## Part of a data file
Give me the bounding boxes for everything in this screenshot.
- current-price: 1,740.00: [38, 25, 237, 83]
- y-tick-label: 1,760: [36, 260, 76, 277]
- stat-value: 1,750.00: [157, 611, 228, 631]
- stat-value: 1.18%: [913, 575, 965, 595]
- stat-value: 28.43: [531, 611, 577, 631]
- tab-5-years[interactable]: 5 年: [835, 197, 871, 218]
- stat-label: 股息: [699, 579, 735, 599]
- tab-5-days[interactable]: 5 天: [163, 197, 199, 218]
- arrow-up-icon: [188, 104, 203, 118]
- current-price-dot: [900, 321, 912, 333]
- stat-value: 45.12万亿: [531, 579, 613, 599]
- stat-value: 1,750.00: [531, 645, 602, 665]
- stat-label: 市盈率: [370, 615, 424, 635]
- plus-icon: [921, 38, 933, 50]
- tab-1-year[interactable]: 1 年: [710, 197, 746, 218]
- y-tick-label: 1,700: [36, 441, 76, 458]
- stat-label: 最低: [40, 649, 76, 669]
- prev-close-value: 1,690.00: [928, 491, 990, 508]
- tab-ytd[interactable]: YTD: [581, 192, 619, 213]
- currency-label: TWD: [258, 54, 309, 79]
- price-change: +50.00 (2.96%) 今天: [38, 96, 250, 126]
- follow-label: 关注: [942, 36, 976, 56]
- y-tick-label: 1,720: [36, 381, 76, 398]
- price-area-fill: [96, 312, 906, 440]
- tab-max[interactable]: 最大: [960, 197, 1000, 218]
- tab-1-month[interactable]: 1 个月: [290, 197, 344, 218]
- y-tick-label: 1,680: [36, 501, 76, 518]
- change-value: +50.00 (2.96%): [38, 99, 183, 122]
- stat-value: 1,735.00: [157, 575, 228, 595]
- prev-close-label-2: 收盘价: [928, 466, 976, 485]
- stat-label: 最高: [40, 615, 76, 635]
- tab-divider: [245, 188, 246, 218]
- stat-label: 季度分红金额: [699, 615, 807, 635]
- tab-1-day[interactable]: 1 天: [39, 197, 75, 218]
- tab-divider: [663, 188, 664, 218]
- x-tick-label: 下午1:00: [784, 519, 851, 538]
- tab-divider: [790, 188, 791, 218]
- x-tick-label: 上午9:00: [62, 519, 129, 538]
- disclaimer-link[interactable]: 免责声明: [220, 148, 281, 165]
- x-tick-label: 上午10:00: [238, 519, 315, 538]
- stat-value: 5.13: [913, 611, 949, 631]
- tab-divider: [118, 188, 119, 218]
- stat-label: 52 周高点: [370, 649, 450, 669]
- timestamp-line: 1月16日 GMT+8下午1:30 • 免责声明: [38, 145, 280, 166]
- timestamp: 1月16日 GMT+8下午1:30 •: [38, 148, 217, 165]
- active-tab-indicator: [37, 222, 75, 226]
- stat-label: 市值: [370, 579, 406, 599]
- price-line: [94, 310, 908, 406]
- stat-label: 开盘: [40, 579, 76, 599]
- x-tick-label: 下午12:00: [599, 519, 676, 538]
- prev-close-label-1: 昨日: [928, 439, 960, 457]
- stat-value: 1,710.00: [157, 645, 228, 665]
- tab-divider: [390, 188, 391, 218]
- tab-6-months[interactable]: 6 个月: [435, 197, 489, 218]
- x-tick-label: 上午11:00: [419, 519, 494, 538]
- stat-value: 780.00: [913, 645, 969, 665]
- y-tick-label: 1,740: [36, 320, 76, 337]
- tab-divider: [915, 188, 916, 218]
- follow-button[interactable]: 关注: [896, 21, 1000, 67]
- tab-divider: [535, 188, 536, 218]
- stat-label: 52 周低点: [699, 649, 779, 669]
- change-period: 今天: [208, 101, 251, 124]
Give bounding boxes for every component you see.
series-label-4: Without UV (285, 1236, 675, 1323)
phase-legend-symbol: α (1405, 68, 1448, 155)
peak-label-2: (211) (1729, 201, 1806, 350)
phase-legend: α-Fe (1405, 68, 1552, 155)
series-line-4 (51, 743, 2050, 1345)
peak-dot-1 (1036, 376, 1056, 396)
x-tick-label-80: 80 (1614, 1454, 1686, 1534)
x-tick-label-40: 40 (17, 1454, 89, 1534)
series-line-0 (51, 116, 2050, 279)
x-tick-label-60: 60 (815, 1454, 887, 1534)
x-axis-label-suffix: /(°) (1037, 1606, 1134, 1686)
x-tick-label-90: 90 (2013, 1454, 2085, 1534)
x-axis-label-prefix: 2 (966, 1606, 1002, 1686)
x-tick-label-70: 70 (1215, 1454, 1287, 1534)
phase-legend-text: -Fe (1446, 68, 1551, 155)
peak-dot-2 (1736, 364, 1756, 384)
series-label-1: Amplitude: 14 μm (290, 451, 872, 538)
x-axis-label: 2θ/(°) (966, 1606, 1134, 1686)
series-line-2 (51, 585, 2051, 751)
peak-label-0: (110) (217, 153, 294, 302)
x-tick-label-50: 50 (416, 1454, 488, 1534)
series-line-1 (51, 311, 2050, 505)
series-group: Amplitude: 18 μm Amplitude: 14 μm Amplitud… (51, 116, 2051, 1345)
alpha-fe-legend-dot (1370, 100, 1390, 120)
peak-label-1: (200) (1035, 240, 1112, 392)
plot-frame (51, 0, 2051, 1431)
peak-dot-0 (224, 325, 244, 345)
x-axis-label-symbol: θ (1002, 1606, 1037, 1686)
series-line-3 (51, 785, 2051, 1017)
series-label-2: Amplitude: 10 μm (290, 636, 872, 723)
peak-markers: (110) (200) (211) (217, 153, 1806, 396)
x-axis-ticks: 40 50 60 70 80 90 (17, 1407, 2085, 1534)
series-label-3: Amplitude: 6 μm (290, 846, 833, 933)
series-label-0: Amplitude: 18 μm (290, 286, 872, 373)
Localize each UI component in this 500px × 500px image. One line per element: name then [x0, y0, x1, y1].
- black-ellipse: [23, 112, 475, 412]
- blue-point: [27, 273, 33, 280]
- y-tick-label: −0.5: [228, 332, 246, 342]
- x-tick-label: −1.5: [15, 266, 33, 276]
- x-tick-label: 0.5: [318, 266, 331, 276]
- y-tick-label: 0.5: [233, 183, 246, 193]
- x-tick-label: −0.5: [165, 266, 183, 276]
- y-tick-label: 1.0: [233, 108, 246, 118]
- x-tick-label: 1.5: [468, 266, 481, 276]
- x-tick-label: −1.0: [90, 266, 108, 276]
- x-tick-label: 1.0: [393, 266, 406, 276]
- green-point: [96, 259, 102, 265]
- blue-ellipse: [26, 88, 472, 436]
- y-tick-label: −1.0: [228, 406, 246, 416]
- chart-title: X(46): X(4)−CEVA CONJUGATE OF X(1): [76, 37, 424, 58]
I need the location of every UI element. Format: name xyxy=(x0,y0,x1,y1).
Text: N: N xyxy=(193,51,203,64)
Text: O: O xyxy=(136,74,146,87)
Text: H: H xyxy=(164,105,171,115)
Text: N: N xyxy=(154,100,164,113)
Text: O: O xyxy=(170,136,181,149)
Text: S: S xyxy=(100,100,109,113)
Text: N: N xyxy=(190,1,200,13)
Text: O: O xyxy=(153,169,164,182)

## EXERCISE DESCRIPTION
Can you copy the records word for word, from the first line through the line containing "- tab-max[interactable]: 最大: [960, 197, 1000, 218]", including both?

## RESPONSE BELOW
Give me the bounding boxes for everything in this screenshot.
- current-price: 1,740.00: [38, 25, 237, 83]
- y-tick-label: 1,760: [36, 260, 76, 277]
- stat-value: 1,750.00: [157, 611, 228, 631]
- stat-value: 1.18%: [913, 575, 965, 595]
- stat-value: 28.43: [531, 611, 577, 631]
- tab-5-years[interactable]: 5 年: [835, 197, 871, 218]
- stat-label: 股息: [699, 579, 735, 599]
- tab-5-days[interactable]: 5 天: [163, 197, 199, 218]
- arrow-up-icon: [188, 104, 203, 118]
- current-price-dot: [900, 321, 912, 333]
- stat-value: 45.12万亿: [531, 579, 613, 599]
- stat-value: 1,750.00: [531, 645, 602, 665]
- stat-label: 市盈率: [370, 615, 424, 635]
- plus-icon: [921, 38, 933, 50]
- tab-1-year[interactable]: 1 年: [710, 197, 746, 218]
- y-tick-label: 1,700: [36, 441, 76, 458]
- stat-label: 最低: [40, 649, 76, 669]
- prev-close-value: 1,690.00: [928, 491, 990, 508]
- tab-ytd[interactable]: YTD: [581, 192, 619, 213]
- currency-label: TWD: [258, 54, 309, 79]
- price-change: +50.00 (2.96%) 今天: [38, 96, 250, 126]
- follow-label: 关注: [942, 36, 976, 56]
- y-tick-label: 1,720: [36, 381, 76, 398]
- price-area-fill: [96, 312, 906, 440]
- tab-max[interactable]: 最大: [960, 197, 1000, 218]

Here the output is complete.